PROVIDED ENTRIES
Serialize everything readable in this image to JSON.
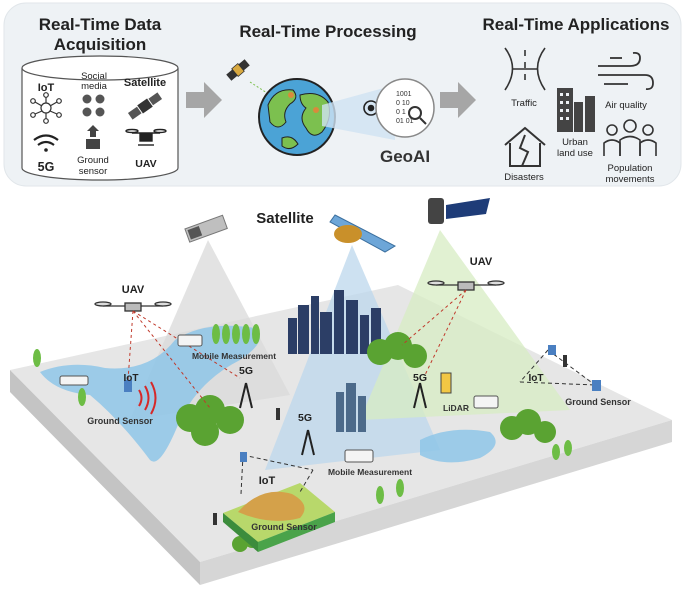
{
  "panel": {
    "acquisition": {
      "title_line1": "Real-Time Data",
      "title_line2": "Acquisition",
      "iot": "IoT",
      "social_line1": "Social",
      "social_line2": "media",
      "satellite": "Satellite",
      "fiveg": "5G",
      "ground_line1": "Ground",
      "ground_line2": "sensor",
      "uav": "UAV"
    },
    "processing": {
      "title": "Real-Time Processing",
      "geoai": "GeoAI",
      "binary_rows": [
        "1001",
        "0 10",
        "0 1",
        "01 01"
      ]
    },
    "applications": {
      "title": "Real-Time Applications",
      "traffic": "Traffic",
      "air_quality": "Air quality",
      "urban_line1": "Urban",
      "urban_line2": "land use",
      "disasters": "Disasters",
      "population_line1": "Population",
      "population_line2": "movements"
    }
  },
  "scene": {
    "satellite": "Satellite",
    "uav_left": "UAV",
    "uav_right": "UAV",
    "mobile_measurement_top": "Mobile Measurement",
    "mobile_measurement_bottom": "Mobile Measurement",
    "iot_left": "IoT",
    "iot_right": "IoT",
    "iot_bottom": "IoT",
    "ground_sensor_left": "Ground Sensor",
    "ground_sensor_right": "Ground Sensor",
    "ground_sensor_bottom": "Ground Sensor",
    "fiveg_left": "5G",
    "fiveg_right": "5G",
    "fiveg_center": "5G",
    "lidar": "LiDAR"
  },
  "colors": {
    "panel_bg": "#eef2f5",
    "arrow_gray": "#a6a6a6",
    "ocean": "#4ba3d6",
    "land_green": "#7cc04f",
    "ground_top": "#e6e6e6",
    "ground_front": "#cfcfcf",
    "sat_cone_blue": "#bcd7ec",
    "sat_cone_green": "#d7ecc3",
    "sat_cone_gray": "#d9d9d9",
    "link_red": "#c0392b",
    "link_dark": "#333333",
    "water": "#8ec6e8"
  }
}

PROBLEM STATEMENT
Quote every record above exactly, leaving out the pictures.

TASK SOLUTION
Serialize everything readable in this image to JSON.
{
  "panel": {
    "acquisition": {
      "title_line1": "Real-Time Data",
      "title_line2": "Acquisition",
      "iot": "IoT",
      "social_line1": "Social",
      "social_line2": "media",
      "satellite": "Satellite",
      "fiveg": "5G",
      "ground_line1": "Ground",
      "ground_line2": "sensor",
      "uav": "UAV"
    },
    "processing": {
      "title": "Real-Time Processing",
      "geoai": "GeoAI",
      "binary_rows": [
        "1001",
        "0 10",
        "0 1",
        "01 01"
      ]
    },
    "applications": {
      "title": "Real-Time Applications",
      "traffic": "Traffic",
      "air_quality": "Air quality",
      "urban_line1": "Urban",
      "urban_line2": "land use",
      "disasters": "Disasters",
      "population_line1": "Population",
      "population_line2": "movements"
    }
  },
  "scene": {
    "satellite": "Satellite",
    "uav_left": "UAV",
    "uav_right": "UAV",
    "mobile_measurement_top": "Mobile Measurement",
    "mobile_measurement_bottom": "Mobile Measurement",
    "iot_left": "IoT",
    "iot_right": "IoT",
    "iot_bottom": "IoT",
    "ground_sensor_left": "Ground Sensor",
    "ground_sensor_right": "Ground Sensor",
    "ground_sensor_bottom": "Ground Sensor",
    "fiveg_left": "5G",
    "fiveg_right": "5G",
    "fiveg_center": "5G",
    "lidar": "LiDAR"
  },
  "colors": {
    "panel_bg": "#eef2f5",
    "arrow_gray": "#a6a6a6",
    "ocean": "#4ba3d6",
    "land_green": "#7cc04f",
    "ground_top": "#e6e6e6",
    "ground_front": "#cfcfcf",
    "sat_cone_blue": "#bcd7ec",
    "sat_cone_green": "#d7ecc3",
    "sat_cone_gray": "#d9d9d9",
    "link_red": "#c0392b",
    "link_dark": "#333333",
    "water": "#8ec6e8"
  }
}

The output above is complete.